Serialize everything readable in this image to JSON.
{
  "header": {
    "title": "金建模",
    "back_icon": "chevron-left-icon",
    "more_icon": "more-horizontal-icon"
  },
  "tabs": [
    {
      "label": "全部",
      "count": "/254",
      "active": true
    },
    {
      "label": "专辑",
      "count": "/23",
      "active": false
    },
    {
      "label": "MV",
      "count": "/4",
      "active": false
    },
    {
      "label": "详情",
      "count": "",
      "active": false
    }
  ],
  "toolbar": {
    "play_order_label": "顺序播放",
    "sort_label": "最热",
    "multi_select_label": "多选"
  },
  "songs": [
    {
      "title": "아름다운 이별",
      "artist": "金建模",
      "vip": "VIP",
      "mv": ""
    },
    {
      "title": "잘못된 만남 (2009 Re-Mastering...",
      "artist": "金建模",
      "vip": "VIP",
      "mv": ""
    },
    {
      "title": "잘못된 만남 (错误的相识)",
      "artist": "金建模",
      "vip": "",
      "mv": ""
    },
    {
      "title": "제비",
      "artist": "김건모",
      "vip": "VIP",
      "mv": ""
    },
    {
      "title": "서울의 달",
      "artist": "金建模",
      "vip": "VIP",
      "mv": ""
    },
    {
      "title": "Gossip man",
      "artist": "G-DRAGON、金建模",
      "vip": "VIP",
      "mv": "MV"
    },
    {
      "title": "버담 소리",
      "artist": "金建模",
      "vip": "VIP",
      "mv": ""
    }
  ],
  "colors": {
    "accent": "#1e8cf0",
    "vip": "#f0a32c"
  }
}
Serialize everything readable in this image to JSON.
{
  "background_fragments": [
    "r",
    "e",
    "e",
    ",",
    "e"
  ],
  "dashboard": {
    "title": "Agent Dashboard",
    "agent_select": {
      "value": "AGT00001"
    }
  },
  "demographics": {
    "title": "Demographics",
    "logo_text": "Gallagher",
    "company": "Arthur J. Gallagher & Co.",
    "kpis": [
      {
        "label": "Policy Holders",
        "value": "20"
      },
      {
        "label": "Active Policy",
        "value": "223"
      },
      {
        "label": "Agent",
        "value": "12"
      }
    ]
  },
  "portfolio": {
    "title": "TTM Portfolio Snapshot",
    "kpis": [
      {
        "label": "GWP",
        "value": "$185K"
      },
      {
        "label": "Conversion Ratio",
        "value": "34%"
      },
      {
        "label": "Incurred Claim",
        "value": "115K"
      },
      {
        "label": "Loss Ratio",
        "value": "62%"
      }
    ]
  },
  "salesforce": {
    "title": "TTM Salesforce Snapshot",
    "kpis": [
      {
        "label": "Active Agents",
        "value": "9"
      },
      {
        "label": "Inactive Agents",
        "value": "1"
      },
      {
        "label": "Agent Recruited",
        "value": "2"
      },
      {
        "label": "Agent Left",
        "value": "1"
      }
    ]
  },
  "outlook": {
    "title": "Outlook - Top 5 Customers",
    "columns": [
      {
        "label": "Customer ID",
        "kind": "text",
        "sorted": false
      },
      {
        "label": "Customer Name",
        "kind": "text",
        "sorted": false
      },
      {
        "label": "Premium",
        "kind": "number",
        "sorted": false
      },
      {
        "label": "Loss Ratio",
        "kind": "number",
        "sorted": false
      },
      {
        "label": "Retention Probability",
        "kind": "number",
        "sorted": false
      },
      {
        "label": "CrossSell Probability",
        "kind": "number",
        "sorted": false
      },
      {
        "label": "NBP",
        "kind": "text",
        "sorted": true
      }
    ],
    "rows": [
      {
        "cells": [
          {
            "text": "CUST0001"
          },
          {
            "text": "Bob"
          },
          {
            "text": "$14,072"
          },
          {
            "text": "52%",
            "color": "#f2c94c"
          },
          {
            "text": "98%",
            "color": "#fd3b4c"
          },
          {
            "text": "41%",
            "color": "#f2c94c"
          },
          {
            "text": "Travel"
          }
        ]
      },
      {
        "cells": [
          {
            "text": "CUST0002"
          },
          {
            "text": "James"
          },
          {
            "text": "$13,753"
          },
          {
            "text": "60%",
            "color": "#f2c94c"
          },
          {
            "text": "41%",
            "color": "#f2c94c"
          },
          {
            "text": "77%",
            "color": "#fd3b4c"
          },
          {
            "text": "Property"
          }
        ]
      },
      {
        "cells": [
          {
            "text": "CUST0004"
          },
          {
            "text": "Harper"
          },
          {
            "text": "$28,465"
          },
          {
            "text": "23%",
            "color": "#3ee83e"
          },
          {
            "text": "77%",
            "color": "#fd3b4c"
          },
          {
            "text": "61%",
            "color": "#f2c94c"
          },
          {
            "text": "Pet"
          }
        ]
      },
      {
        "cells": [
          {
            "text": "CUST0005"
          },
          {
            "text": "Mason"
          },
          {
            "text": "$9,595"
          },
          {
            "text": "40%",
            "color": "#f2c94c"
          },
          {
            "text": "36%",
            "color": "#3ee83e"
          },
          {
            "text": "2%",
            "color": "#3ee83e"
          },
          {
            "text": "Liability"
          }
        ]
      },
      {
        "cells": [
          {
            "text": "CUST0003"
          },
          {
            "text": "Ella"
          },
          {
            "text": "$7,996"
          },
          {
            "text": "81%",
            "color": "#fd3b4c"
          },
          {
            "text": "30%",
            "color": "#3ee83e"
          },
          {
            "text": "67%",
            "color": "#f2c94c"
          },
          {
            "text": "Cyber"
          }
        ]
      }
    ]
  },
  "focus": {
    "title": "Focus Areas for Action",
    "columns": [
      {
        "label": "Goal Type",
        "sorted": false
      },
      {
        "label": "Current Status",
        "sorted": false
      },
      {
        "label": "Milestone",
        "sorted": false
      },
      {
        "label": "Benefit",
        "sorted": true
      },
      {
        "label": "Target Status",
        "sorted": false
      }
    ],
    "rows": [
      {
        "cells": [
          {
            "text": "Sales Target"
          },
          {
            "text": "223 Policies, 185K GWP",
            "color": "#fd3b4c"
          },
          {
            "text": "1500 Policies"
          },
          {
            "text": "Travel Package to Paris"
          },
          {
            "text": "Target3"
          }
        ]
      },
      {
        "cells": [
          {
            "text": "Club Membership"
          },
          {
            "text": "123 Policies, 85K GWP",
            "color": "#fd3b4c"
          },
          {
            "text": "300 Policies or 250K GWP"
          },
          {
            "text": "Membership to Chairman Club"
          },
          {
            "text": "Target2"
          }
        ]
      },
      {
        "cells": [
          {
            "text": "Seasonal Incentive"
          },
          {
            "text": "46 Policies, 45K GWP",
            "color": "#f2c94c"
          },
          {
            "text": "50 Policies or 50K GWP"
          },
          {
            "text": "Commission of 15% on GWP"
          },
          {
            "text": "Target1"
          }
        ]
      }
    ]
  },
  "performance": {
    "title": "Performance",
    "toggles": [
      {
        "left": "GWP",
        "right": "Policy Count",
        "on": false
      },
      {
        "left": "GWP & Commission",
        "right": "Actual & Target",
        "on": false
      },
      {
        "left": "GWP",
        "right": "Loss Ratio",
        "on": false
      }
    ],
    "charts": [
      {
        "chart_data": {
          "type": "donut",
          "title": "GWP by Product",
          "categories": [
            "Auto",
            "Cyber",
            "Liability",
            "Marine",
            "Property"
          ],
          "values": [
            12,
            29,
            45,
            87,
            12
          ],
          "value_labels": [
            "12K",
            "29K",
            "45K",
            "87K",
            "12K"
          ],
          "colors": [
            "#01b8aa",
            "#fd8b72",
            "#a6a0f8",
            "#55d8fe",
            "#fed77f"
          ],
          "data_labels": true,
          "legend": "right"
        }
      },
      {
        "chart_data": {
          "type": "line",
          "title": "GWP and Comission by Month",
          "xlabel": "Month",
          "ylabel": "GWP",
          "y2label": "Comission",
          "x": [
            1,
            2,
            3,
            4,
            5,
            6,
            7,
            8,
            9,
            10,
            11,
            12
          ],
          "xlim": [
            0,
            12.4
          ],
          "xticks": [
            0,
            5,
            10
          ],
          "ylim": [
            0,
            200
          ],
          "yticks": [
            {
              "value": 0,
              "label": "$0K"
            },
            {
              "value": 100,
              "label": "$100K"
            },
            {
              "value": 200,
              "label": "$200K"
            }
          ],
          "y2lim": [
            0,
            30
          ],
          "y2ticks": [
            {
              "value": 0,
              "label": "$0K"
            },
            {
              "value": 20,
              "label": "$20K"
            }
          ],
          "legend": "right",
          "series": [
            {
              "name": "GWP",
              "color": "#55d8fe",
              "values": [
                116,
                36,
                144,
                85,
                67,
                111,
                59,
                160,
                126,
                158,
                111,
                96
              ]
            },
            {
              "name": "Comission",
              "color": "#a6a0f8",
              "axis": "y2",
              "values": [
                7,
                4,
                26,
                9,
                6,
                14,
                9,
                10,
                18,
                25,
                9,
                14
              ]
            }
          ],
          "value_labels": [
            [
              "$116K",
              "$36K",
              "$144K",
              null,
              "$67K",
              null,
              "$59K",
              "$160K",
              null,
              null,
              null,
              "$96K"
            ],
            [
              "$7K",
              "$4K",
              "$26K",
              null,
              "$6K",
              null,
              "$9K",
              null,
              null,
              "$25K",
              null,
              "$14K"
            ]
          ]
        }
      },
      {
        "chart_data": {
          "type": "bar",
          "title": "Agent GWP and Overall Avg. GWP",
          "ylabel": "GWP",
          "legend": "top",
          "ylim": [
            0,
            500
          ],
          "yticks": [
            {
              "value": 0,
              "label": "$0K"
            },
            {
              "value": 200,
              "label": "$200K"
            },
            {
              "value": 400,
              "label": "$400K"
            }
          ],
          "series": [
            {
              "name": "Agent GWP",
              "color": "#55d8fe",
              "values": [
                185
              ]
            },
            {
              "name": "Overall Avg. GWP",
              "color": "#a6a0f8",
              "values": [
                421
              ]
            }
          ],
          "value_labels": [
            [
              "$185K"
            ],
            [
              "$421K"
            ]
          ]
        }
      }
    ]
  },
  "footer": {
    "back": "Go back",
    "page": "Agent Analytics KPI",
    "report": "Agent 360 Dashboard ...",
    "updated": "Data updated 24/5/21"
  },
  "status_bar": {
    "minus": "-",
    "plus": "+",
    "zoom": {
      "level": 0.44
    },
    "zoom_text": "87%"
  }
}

====================

§ **Given instruction**
Give only the number of lines in the entries that contain "Month".

§ **Result of this task**
2